Can you write out every line of the records below word for word, omitting the pictures?

***** DATA FOR THIS EXERCISE

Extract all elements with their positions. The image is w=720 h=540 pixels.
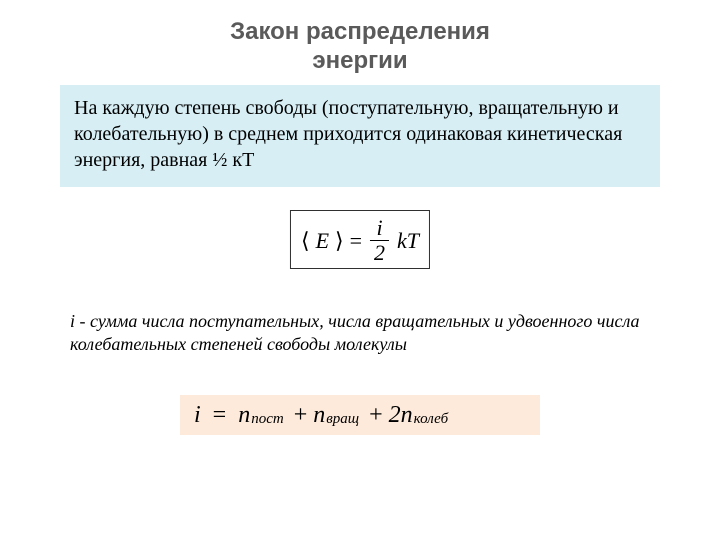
eq-i: i xyxy=(194,402,201,429)
eq-sub3: колеб xyxy=(414,411,449,428)
eq-plus2: + xyxy=(369,402,383,429)
degrees-equation: i = nпост + nвращ +2nколеб xyxy=(180,395,540,435)
eq-sub2: вращ xyxy=(326,411,359,428)
eq-equals: = xyxy=(213,402,227,429)
title-line2: энергии xyxy=(312,47,407,74)
eq-n1: n xyxy=(238,402,250,429)
theorem-box: На каждую степень свободы (поступательну… xyxy=(60,85,660,187)
angle-close: ⟩ xyxy=(335,228,344,254)
frac-den: 2 xyxy=(370,240,389,264)
formula-tail: kT xyxy=(397,228,419,254)
formula-fraction: i 2 xyxy=(370,217,389,264)
eq-sub1: пост xyxy=(251,411,284,428)
frac-num: i xyxy=(372,217,386,240)
slide-title: Закон распределения энергии xyxy=(0,18,720,76)
title-line1: Закон распределения xyxy=(230,18,490,45)
slide: Закон распределения энергии На каждую ст… xyxy=(0,0,720,540)
formula-box: ⟨E⟩ = i 2 kT xyxy=(290,210,430,269)
theorem-text: На каждую степень свободы (поступательну… xyxy=(74,97,622,171)
i-description-text: i - сумма числа поступательных, числа вр… xyxy=(70,311,640,354)
eq-2n: 2n xyxy=(389,402,413,429)
formula: ⟨E⟩ = i 2 kT xyxy=(301,217,419,264)
eq-plus1: + xyxy=(294,402,308,429)
eq-n2: n xyxy=(313,402,325,429)
angle-open: ⟨ xyxy=(301,228,310,254)
formula-E: E xyxy=(316,228,329,254)
i-description: i - сумма числа поступательных, числа вр… xyxy=(70,310,650,357)
formula-eq: = xyxy=(350,228,362,254)
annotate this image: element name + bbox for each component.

**********

> _RESPONSE TO THIS EXERCISE_
Extract all elements with their positions. The image is w=720 h=540 pixels.
eq-i: i xyxy=(194,402,201,429)
eq-sub3: колеб xyxy=(414,411,449,428)
eq-plus2: + xyxy=(369,402,383,429)
degrees-equation: i = nпост + nвращ +2nколеб xyxy=(180,395,540,435)
eq-sub2: вращ xyxy=(326,411,359,428)
eq-equals: = xyxy=(213,402,227,429)
title-line2: энергии xyxy=(312,47,407,74)
eq-n1: n xyxy=(238,402,250,429)
theorem-box: На каждую степень свободы (поступательну… xyxy=(60,85,660,187)
angle-close: ⟩ xyxy=(335,228,344,254)
frac-den: 2 xyxy=(370,240,389,264)
formula-tail: kT xyxy=(397,228,419,254)
formula-fraction: i 2 xyxy=(370,217,389,264)
eq-sub1: пост xyxy=(251,411,284,428)
frac-num: i xyxy=(372,217,386,240)
slide-title: Закон распределения энергии xyxy=(0,18,720,76)
title-line1: Закон распределения xyxy=(230,18,490,45)
slide: Закон распределения энергии На каждую ст… xyxy=(0,0,720,540)
formula-box: ⟨E⟩ = i 2 kT xyxy=(290,210,430,269)
theorem-text: На каждую степень свободы (поступательну… xyxy=(74,97,622,171)
i-description-text: i - сумма числа поступательных, числа вр… xyxy=(70,311,640,354)
eq-2n: 2n xyxy=(389,402,413,429)
formula: ⟨E⟩ = i 2 kT xyxy=(301,217,419,264)
eq-plus1: + xyxy=(294,402,308,429)
eq-n2: n xyxy=(313,402,325,429)
angle-open: ⟨ xyxy=(301,228,310,254)
formula-E: E xyxy=(316,228,329,254)
i-description: i - сумма числа поступательных, числа вр… xyxy=(70,310,650,357)
formula-eq: = xyxy=(350,228,362,254)
annotate this image: element name + bbox for each component.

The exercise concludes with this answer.